*PROBLEM:*
Your task is to count the lines of the entries below that include the word "Post" and to give only the resulting number.

(A block of data)
###
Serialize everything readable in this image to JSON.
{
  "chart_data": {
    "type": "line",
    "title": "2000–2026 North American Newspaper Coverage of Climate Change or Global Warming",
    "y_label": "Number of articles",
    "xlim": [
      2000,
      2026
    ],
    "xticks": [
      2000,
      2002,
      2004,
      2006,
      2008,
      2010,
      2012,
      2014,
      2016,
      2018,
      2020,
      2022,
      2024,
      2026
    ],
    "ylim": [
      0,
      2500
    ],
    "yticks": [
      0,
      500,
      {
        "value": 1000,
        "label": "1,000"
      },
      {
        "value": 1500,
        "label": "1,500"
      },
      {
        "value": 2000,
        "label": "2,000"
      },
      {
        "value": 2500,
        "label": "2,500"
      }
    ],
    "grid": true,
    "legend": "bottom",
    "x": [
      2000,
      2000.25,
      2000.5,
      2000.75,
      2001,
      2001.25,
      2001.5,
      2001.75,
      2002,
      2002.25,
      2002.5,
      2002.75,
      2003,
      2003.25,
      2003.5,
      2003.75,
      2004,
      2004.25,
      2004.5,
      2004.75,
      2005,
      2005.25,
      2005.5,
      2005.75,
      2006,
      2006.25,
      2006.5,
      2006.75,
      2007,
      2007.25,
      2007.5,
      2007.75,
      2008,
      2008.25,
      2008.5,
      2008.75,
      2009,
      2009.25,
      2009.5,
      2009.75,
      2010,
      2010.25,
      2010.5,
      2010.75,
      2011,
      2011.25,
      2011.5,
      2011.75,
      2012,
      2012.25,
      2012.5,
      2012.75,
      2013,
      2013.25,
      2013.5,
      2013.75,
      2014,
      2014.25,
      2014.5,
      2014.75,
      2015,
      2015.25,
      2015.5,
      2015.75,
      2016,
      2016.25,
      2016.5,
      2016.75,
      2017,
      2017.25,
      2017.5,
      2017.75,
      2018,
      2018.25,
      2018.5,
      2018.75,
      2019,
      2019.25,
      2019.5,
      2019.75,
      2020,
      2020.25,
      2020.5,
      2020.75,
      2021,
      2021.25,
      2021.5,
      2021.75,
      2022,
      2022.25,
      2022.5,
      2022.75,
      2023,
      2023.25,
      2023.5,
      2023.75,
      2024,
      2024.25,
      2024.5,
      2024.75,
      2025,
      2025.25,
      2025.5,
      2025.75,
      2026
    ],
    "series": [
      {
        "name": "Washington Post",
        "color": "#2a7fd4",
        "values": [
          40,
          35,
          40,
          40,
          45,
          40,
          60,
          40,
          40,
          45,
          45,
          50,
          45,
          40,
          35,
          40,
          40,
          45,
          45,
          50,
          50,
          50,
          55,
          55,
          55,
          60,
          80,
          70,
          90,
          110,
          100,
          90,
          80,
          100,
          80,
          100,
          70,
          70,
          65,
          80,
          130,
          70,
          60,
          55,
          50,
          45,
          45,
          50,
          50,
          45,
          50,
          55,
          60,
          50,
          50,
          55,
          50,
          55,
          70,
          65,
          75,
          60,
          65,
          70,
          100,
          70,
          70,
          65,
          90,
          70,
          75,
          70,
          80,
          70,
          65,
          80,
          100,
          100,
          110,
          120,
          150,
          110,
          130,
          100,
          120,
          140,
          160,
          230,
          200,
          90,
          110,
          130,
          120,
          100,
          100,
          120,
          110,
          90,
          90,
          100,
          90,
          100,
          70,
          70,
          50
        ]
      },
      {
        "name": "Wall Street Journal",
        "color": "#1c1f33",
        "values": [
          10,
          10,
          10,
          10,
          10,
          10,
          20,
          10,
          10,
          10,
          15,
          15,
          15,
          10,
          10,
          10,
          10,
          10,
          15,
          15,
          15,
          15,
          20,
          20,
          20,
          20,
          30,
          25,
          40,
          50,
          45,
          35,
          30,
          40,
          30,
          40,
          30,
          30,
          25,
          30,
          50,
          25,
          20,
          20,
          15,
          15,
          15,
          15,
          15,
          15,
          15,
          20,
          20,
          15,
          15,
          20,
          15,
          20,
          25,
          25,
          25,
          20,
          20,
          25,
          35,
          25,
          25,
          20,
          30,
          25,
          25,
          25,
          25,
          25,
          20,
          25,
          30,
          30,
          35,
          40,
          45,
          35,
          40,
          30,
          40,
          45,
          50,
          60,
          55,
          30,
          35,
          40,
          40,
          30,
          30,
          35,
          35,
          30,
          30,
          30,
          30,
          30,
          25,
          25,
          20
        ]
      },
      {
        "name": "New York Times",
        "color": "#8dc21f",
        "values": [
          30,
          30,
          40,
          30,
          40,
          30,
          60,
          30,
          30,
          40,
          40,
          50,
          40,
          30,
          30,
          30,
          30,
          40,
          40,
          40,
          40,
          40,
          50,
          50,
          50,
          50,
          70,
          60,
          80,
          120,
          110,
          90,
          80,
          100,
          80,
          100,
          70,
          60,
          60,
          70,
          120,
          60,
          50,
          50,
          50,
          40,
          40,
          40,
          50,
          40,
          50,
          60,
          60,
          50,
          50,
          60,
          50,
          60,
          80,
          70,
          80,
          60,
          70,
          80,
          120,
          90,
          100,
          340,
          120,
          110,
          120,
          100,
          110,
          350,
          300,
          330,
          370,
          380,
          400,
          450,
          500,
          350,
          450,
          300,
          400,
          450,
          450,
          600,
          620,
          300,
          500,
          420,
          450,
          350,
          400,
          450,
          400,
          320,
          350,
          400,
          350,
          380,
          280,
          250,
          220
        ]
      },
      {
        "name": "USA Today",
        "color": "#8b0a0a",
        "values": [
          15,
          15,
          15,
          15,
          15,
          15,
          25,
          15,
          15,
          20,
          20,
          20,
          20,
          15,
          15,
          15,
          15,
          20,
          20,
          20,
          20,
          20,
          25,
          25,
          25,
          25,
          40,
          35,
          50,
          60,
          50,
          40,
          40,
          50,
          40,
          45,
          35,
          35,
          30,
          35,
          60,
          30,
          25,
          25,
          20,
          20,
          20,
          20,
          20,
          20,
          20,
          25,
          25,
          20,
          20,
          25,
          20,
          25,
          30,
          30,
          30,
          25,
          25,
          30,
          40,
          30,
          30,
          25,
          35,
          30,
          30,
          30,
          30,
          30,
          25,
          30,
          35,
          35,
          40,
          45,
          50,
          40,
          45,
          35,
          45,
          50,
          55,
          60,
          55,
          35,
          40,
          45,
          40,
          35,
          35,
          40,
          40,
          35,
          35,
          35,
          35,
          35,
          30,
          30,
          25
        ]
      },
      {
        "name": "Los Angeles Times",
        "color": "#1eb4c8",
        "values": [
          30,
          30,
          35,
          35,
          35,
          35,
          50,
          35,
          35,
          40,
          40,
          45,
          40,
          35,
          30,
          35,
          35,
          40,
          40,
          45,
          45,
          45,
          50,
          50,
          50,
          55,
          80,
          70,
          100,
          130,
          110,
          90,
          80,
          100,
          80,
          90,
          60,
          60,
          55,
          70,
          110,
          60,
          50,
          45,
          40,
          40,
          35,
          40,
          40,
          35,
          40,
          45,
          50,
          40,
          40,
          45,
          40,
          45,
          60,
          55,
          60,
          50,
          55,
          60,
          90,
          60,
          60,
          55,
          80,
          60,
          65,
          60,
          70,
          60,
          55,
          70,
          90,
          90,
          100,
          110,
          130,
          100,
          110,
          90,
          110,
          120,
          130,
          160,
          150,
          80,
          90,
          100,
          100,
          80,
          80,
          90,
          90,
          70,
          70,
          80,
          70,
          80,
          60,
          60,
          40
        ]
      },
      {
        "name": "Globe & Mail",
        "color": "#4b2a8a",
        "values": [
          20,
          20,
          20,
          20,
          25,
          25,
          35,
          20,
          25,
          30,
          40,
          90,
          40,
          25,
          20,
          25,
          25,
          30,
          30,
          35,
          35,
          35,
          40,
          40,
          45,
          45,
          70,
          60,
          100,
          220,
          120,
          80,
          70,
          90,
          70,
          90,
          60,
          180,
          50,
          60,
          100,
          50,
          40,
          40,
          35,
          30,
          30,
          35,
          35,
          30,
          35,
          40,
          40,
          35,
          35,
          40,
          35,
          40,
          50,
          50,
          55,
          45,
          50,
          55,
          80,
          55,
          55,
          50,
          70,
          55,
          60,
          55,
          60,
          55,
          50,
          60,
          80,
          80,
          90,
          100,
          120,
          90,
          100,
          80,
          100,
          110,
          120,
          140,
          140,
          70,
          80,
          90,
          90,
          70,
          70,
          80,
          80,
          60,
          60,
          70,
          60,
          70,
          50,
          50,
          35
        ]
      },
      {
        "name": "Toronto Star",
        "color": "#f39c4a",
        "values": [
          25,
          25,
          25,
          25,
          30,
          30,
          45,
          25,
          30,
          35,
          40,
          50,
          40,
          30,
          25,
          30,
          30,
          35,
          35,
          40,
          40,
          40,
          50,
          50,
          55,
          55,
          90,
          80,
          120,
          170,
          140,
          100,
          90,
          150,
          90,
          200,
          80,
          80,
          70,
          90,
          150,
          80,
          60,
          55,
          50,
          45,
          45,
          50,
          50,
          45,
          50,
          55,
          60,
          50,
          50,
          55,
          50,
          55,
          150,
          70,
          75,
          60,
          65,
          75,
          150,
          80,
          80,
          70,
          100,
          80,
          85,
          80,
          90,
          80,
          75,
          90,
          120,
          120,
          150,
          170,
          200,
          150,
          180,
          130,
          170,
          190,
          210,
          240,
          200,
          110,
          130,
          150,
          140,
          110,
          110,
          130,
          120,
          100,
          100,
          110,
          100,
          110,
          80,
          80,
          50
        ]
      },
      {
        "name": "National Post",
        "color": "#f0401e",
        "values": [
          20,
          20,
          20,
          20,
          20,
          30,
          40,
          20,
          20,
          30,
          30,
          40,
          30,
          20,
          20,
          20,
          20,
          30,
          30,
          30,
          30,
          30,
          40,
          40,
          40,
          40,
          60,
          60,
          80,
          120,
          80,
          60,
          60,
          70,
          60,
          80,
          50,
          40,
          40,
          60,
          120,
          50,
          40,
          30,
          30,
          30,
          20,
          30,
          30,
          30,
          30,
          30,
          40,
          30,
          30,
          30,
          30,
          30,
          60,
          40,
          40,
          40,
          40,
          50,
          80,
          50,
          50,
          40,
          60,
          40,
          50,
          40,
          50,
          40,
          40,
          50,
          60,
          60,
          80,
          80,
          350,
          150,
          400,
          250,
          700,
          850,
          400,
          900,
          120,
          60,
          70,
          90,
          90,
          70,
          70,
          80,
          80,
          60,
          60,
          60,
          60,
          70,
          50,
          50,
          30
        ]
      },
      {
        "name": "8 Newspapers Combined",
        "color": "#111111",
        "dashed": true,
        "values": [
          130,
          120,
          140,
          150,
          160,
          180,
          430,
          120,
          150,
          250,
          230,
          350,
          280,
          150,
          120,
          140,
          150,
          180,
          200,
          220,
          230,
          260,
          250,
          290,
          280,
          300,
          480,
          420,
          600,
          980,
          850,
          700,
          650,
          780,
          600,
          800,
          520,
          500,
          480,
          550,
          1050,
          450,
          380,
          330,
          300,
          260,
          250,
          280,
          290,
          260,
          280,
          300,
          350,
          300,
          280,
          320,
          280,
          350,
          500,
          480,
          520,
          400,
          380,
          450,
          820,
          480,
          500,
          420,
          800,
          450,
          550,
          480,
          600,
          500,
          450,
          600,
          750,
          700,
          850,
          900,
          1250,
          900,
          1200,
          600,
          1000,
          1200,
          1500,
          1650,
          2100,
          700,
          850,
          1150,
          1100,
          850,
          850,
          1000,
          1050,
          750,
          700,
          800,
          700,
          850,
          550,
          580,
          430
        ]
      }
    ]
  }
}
###
*FINAL RESULT:*
2